● Task to carry out: Your task is to write out the complete listing exactly as it is shown.

● Entries shown:

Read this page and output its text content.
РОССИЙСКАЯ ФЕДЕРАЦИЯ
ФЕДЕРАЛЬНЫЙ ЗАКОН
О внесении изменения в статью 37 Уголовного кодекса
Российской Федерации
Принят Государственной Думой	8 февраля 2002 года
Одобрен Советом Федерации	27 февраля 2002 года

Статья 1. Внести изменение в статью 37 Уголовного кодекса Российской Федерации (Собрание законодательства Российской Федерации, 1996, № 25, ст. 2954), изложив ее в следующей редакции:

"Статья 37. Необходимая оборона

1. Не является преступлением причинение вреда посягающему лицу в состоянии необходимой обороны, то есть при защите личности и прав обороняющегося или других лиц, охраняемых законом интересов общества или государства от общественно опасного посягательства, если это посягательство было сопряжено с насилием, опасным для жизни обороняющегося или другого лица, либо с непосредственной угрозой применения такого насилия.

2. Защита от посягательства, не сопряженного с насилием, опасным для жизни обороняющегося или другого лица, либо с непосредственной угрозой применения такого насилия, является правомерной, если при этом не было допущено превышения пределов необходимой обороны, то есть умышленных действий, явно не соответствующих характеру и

● Solution:
Read this page and output its text content.
РОССИЙСКАЯ ФЕДЕРАЦИЯ
ФЕДЕРАЛЬНЫЙ ЗАКОН
О внесении изменения в статью 37 Уголовного кодекса
Российской Федерации
Принят Государственной Думой	8 февраля 2002 года
Одобрен Советом Федерации	27 февраля 2002 года

Статья 1. Внести изменение в статью 37 Уголовного кодекса Российской Федерации (Собрание законодательства Российской Федерации, 1996, № 25, ст. 2954), изложив ее в следующей редакции:

"Статья 37. Необходимая оборона

1. Не является преступлением причинение вреда посягающему лицу в состоянии необходимой обороны, то есть при защите личности и прав обороняющегося или других лиц, охраняемых законом интересов общества или государства от общественно опасного посягательства, если это посягательство было сопряжено с насилием, опасным для жизни обороняющегося или другого лица, либо с непосредственной угрозой применения такого насилия.

2. Защита от посягательства, не сопряженного с насилием, опасным для жизни обороняющегося или другого лица, либо с непосредственной угрозой применения такого насилия, является правомерной, если при этом не было допущено превышения пределов необходимой обороны, то есть умышленных действий, явно не соответствующих характеру и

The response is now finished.